_Directions for this task_. Check each line below for the word "Usuário", and copy those that have it.

_Data excerpts_.
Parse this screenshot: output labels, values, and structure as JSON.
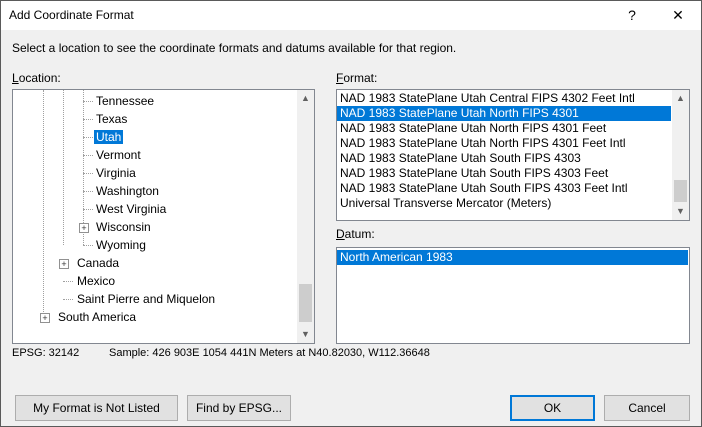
{
  "window": {
    "title": "Add Coordinate Format",
    "help": "?",
    "close": "✕"
  },
  "instruction": "Select a location to see the coordinate formats and datums available for that region.",
  "location": {
    "label_ul": "L",
    "label_rest": "ocation:",
    "items": [
      "Tennessee",
      "Texas",
      "Utah",
      "Vermont",
      "Virginia",
      "Washington",
      "West Virginia",
      "Wisconsin",
      "Wyoming",
      "Canada",
      "Mexico",
      "Saint Pierre and Miquelon",
      "South America"
    ],
    "selected": "Utah"
  },
  "format": {
    "label_ul": "F",
    "label_rest": "ormat:",
    "items": [
      "NAD 1983 StatePlane Utah Central FIPS 4302 Feet Intl",
      "NAD 1983 StatePlane Utah North FIPS 4301",
      "NAD 1983 StatePlane Utah North FIPS 4301 Feet",
      "NAD 1983 StatePlane Utah North FIPS 4301 Feet Intl",
      "NAD 1983 StatePlane Utah South FIPS 4303",
      "NAD 1983 StatePlane Utah South FIPS 4303 Feet",
      "NAD 1983 StatePlane Utah South FIPS 4303 Feet Intl",
      "Universal Transverse Mercator (Meters)"
    ],
    "selected_index": 1
  },
  "datum": {
    "label_ul": "D",
    "label_rest": "atum:",
    "items": [
      "North American 1983"
    ]
  },
  "status": {
    "epsg": "EPSG: 32142",
    "sample": "Sample: 426 903E  1054 441N Meters at N40.82030, W112.36648"
  },
  "buttons": {
    "not_listed": "My Format is Not Listed",
    "find_epsg": "Find by EPSG...",
    "ok": "OK",
    "cancel": "Cancel"
  },
  "icons": {
    "up": "▲",
    "down": "▼",
    "plus": "+"
  }
}
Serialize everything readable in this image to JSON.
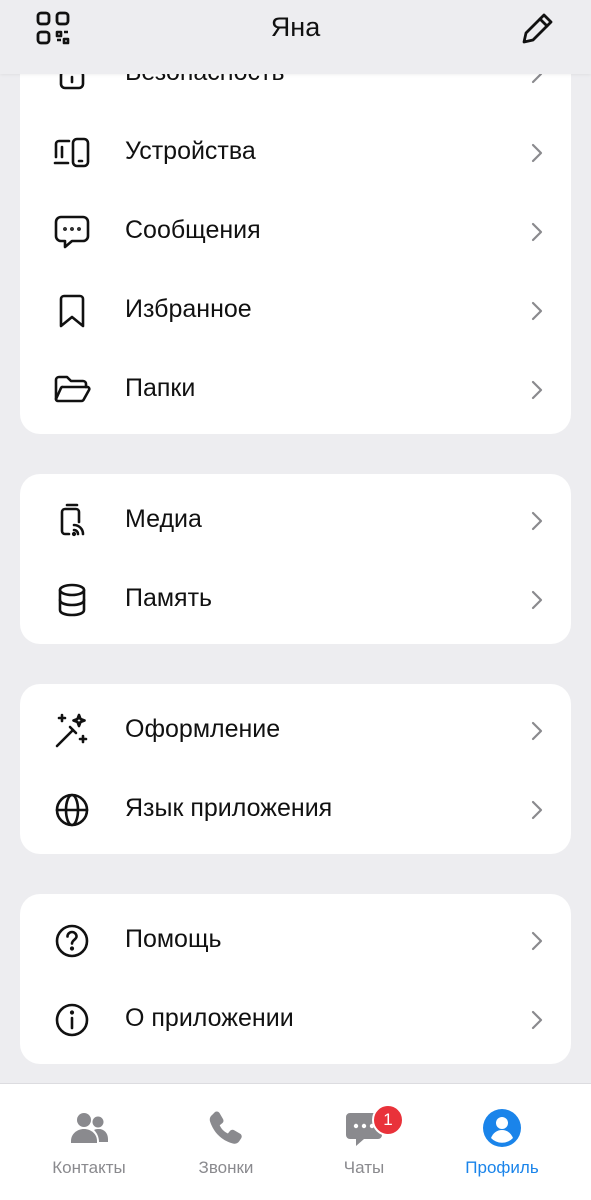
{
  "header": {
    "title": "Яна",
    "left_icon": "qr-code-icon",
    "right_icon": "pencil-icon"
  },
  "sections": [
    {
      "items": [
        {
          "label": "Безопасность",
          "icon": "lock-icon"
        },
        {
          "label": "Устройства",
          "icon": "devices-icon"
        },
        {
          "label": "Сообщения",
          "icon": "message-bubble-icon"
        },
        {
          "label": "Избранное",
          "icon": "bookmark-icon"
        },
        {
          "label": "Папки",
          "icon": "folder-icon"
        }
      ]
    },
    {
      "items": [
        {
          "label": "Медиа",
          "icon": "media-icon"
        },
        {
          "label": "Память",
          "icon": "database-icon"
        }
      ]
    },
    {
      "items": [
        {
          "label": "Оформление",
          "icon": "magic-wand-icon"
        },
        {
          "label": "Язык приложения",
          "icon": "globe-icon"
        }
      ]
    },
    {
      "items": [
        {
          "label": "Помощь",
          "icon": "help-circle-icon"
        },
        {
          "label": "О приложении",
          "icon": "info-circle-icon"
        }
      ]
    }
  ],
  "tabbar": {
    "tabs": [
      {
        "label": "Контакты",
        "icon": "contacts-icon"
      },
      {
        "label": "Звонки",
        "icon": "phone-icon"
      },
      {
        "label": "Чаты",
        "icon": "chat-icon",
        "badge": "1"
      },
      {
        "label": "Профиль",
        "icon": "profile-icon",
        "active": true
      }
    ]
  },
  "colors": {
    "accent": "#1a84ea",
    "badge": "#e9323a",
    "background": "#ededf0",
    "card": "#ffffff",
    "inactive": "#8a8a8e"
  }
}
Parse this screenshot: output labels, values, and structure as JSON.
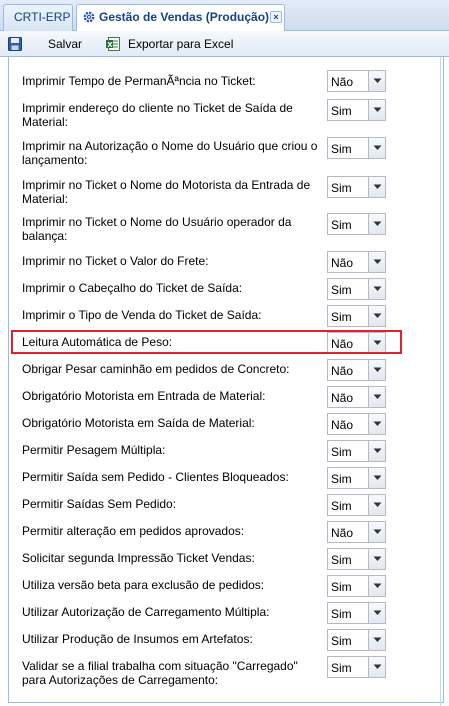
{
  "tabs": [
    {
      "label": "CRTI-ERP",
      "active": false
    },
    {
      "label": "Gestão de Vendas (Produção)",
      "active": true,
      "close": "×"
    }
  ],
  "toolbar": {
    "save_label": "Salvar",
    "export_label": "Exportar para Excel"
  },
  "settings": [
    {
      "label": "Imprimir Tempo de PermanÃªncia no Ticket:",
      "value": "Não"
    },
    {
      "label": "Imprimir endereço do cliente no Ticket de Saída de Material:",
      "value": "Sim"
    },
    {
      "label": "Imprimir na Autorização o Nome do Usuário que criou o lançamento:",
      "value": "Sim"
    },
    {
      "label": "Imprimir no Ticket o Nome do Motorista da Entrada de Material:",
      "value": "Sim"
    },
    {
      "label": "Imprimir no Ticket o Nome do Usuário operador da balança:",
      "value": "Sim"
    },
    {
      "label": "Imprimir no Ticket o Valor do Frete:",
      "value": "Não"
    },
    {
      "label": "Imprimir o Cabeçalho do Ticket de Saída:",
      "value": "Sim"
    },
    {
      "label": "Imprimir o Tipo de Venda do Ticket de Saída:",
      "value": "Sim"
    },
    {
      "label": "Leitura Automática de Peso:",
      "value": "Não"
    },
    {
      "label": "Obrigar Pesar caminhão em pedidos de Concreto:",
      "value": "Não"
    },
    {
      "label": "Obrigatório Motorista em Entrada de Material:",
      "value": "Não"
    },
    {
      "label": "Obrigatório Motorista em Saída de Material:",
      "value": "Não"
    },
    {
      "label": "Permitir Pesagem Múltipla:",
      "value": "Sim"
    },
    {
      "label": "Permitir Saída sem Pedido - Clientes Bloqueados:",
      "value": "Sim"
    },
    {
      "label": "Permitir Saídas Sem Pedido:",
      "value": "Sim"
    },
    {
      "label": "Permitir alteração em pedidos aprovados:",
      "value": "Não"
    },
    {
      "label": "Solicitar segunda Impressão Ticket Vendas:",
      "value": "Sim"
    },
    {
      "label": "Utiliza versão beta para exclusão de pedidos:",
      "value": "Sim"
    },
    {
      "label": "Utilizar Autorização de Carregamento Múltipla:",
      "value": "Sim"
    },
    {
      "label": "Utilizar Produção de Insumos em Artefatos:",
      "value": "Sim"
    },
    {
      "label": "Validar se a filial trabalha com situação \"Carregado\" para Autorizações de Carregamento:",
      "value": "Sim"
    }
  ],
  "highlight_color": "#e0222b",
  "accent_color": "#15428b"
}
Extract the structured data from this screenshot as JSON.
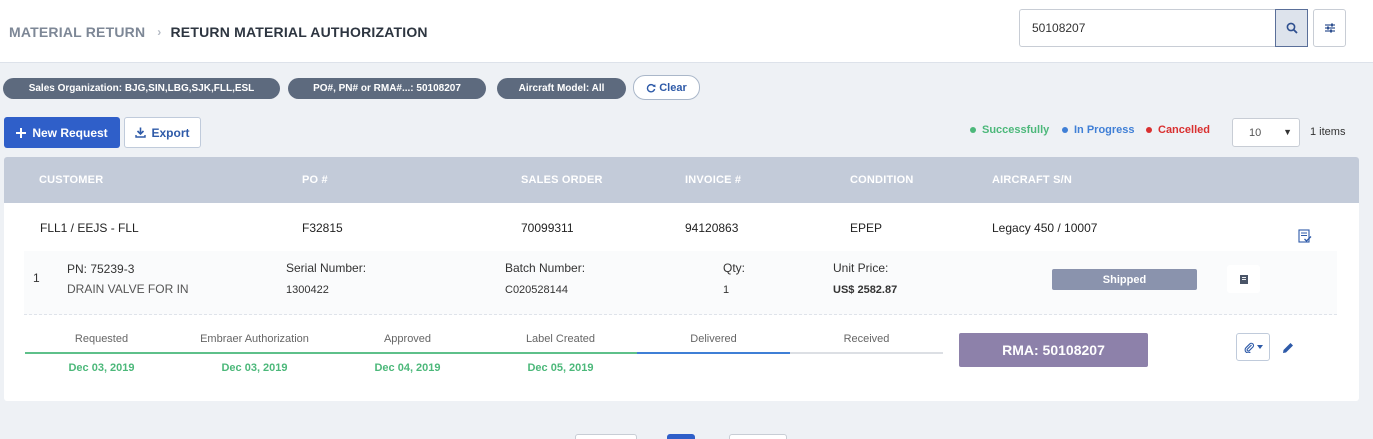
{
  "breadcrumb": {
    "parent": "MATERIAL RETURN",
    "current": "RETURN MATERIAL AUTHORIZATION"
  },
  "search": {
    "value": "50108207"
  },
  "filters": {
    "sales_org": "Sales Organization: BJG,SIN,LBG,SJK,FLL,ESL",
    "po_pn_rma": "PO#, PN# or RMA#...: 50108207",
    "aircraft_model": "Aircraft Model: All",
    "clear_label": "Clear"
  },
  "toolbar": {
    "new_request_label": "New Request",
    "export_label": "Export"
  },
  "legend": {
    "successfully": {
      "label": "Successfully",
      "color": "#4cb87a"
    },
    "in_progress": {
      "label": "In Progress",
      "color": "#3f7fd6"
    },
    "cancelled": {
      "label": "Cancelled",
      "color": "#d93030"
    }
  },
  "pagination": {
    "page_size": "10",
    "items_label": "1 items"
  },
  "table": {
    "headers": {
      "customer": "CUSTOMER",
      "po": "PO #",
      "sales_order": "SALES ORDER",
      "invoice": "INVOICE #",
      "condition": "CONDITION",
      "aircraft_sn": "AIRCRAFT S/N"
    },
    "row": {
      "customer": "FLL1 / EEJS - FLL",
      "po": "F32815",
      "sales_order": "70099311",
      "invoice": "94120863",
      "condition": "EPEP",
      "aircraft_sn": "Legacy 450 / 10007"
    }
  },
  "line_item": {
    "index": "1",
    "pn": "PN: 75239-3",
    "description": "DRAIN VALVE FOR IN",
    "serial_label": "Serial Number:",
    "serial_value": "1300422",
    "batch_label": "Batch Number:",
    "batch_value": "C020528144",
    "qty_label": "Qty:",
    "qty_value": "1",
    "unit_price_label": "Unit Price:",
    "unit_price_value": "US$ 2582.87",
    "status": "Shipped"
  },
  "steps": [
    {
      "name": "Requested",
      "date": "Dec 03, 2019",
      "state": "done"
    },
    {
      "name": "Embraer Authorization",
      "date": "Dec 03, 2019",
      "state": "done"
    },
    {
      "name": "Approved",
      "date": "Dec 04, 2019",
      "state": "done"
    },
    {
      "name": "Label Created",
      "date": "Dec 05, 2019",
      "state": "done"
    },
    {
      "name": "Delivered",
      "date": "",
      "state": "current"
    },
    {
      "name": "Received",
      "date": "",
      "state": "pending"
    }
  ],
  "rma": {
    "label": "RMA: 50108207"
  }
}
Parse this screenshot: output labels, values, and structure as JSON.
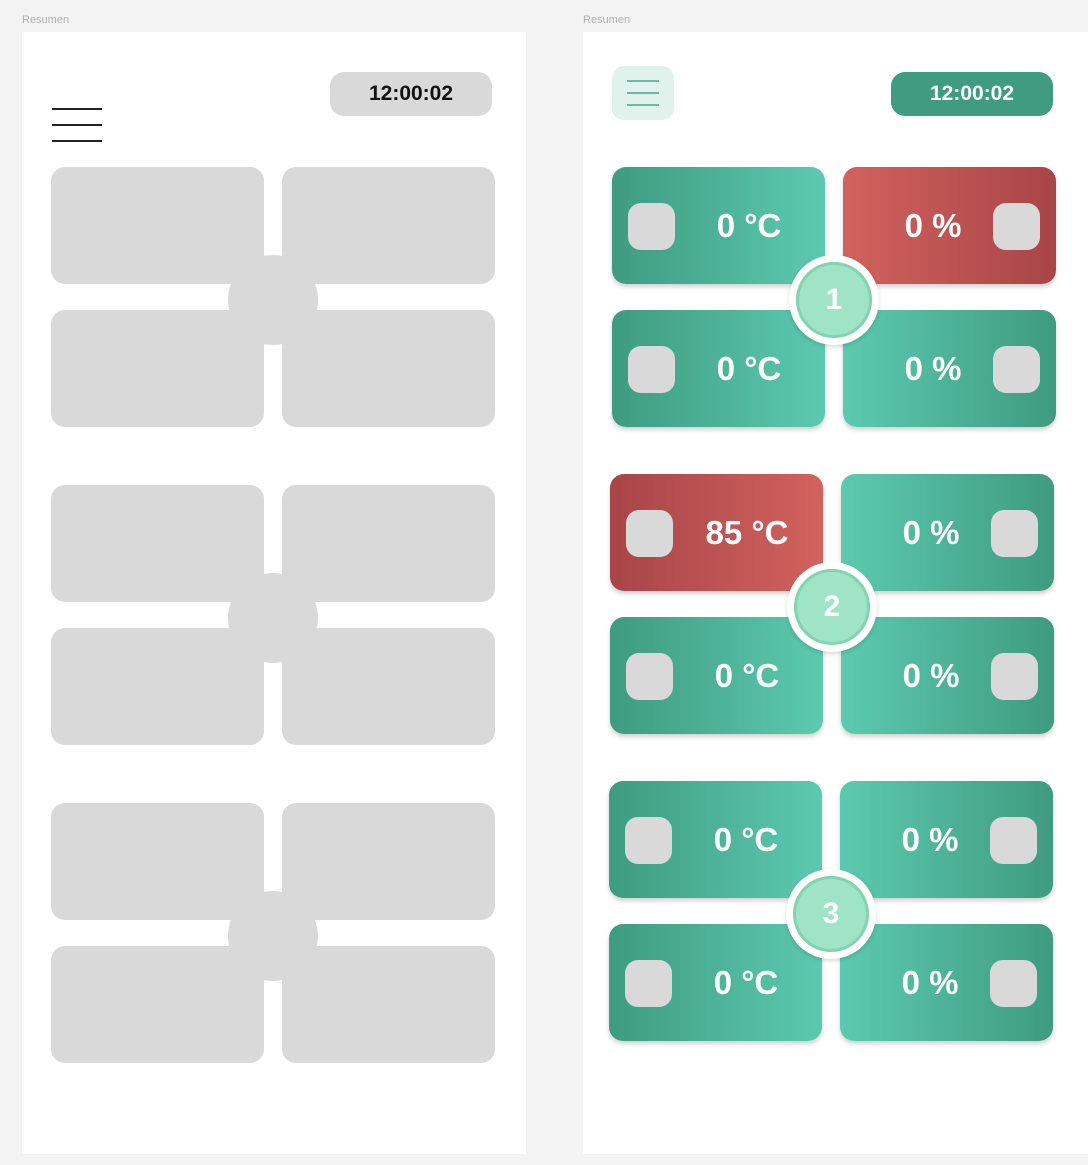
{
  "frames": [
    {
      "label": "Resumen",
      "clock": "12:00:02"
    },
    {
      "label": "Resumen",
      "clock": "12:00:02",
      "groups": [
        {
          "number": "1",
          "tiles": [
            {
              "reading": "0 °C",
              "status": "normal"
            },
            {
              "reading": "0 %",
              "status": "alert"
            },
            {
              "reading": "0 °C",
              "status": "normal"
            },
            {
              "reading": "0 %",
              "status": "normal"
            }
          ]
        },
        {
          "number": "2",
          "tiles": [
            {
              "reading": "85 °C",
              "status": "alert"
            },
            {
              "reading": "0 %",
              "status": "normal"
            },
            {
              "reading": "0 °C",
              "status": "normal"
            },
            {
              "reading": "0 %",
              "status": "normal"
            }
          ]
        },
        {
          "number": "3",
          "tiles": [
            {
              "reading": "0 °C",
              "status": "normal"
            },
            {
              "reading": "0 %",
              "status": "normal"
            },
            {
              "reading": "0 °C",
              "status": "normal"
            },
            {
              "reading": "0 %",
              "status": "normal"
            }
          ]
        }
      ]
    }
  ],
  "colors": {
    "normal": "#4fb398",
    "alert": "#c3575a",
    "wireframe": "#d9d9d9",
    "accent": "#3f9c80",
    "hub": "#9fe4c6"
  }
}
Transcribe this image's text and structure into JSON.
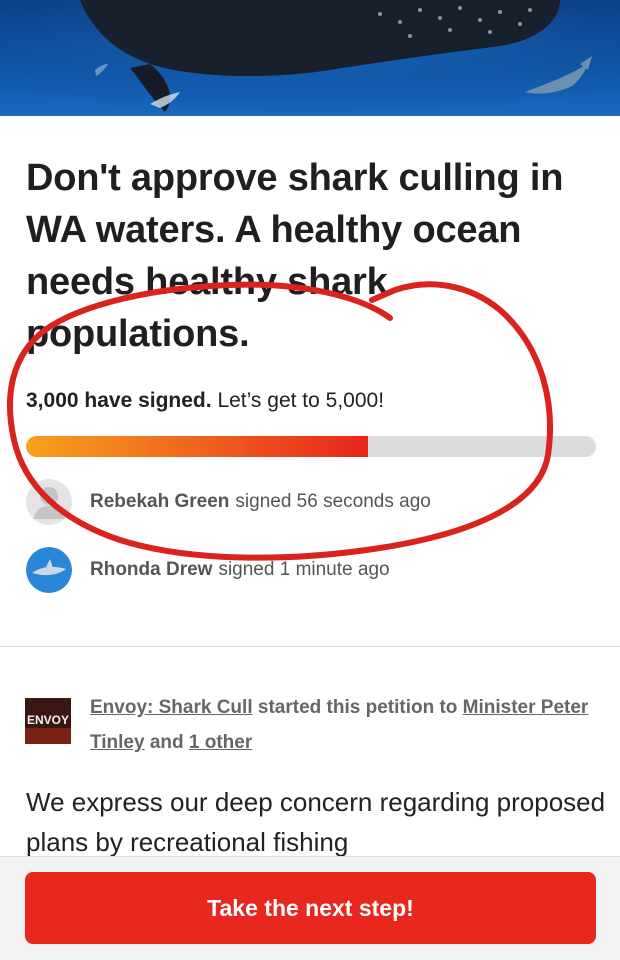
{
  "petition": {
    "title": "Don't approve shark culling in WA waters. A healthy ocean needs healthy shark populations."
  },
  "signatures": {
    "count_text": "3,000 have signed.",
    "goal_text": "Let’s get to 5,000!",
    "progress_fraction": 0.6
  },
  "recent_signers": [
    {
      "name": "Rebekah Green",
      "action": "signed 56 seconds ago",
      "avatar": "default-user-avatar"
    },
    {
      "name": "Rhonda Drew",
      "action": "signed 1 minute ago",
      "avatar": "shark-photo-avatar"
    }
  ],
  "starter": {
    "org_name": "Envoy: Shark Cull",
    "middle_text": "started this petition to",
    "target": "Minister Peter Tinley",
    "and_text": "and",
    "others": "1 other",
    "logo_text": "ENVOY"
  },
  "body": {
    "intro": "We express our deep concern regarding proposed plans by recreational fishing"
  },
  "cta": {
    "label": "Take the next step!"
  },
  "colors": {
    "accent": "#e8271f",
    "progress_start": "#f7a11a",
    "progress_end": "#e8261e",
    "annotation": "#d9231c"
  }
}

_Solution_.
      "label": "Imprimir na Autorização o Nome do Usuário que criou o lançamento:",
      "label": "Imprimir no Ticket o Nome do Usuário operador da balança:",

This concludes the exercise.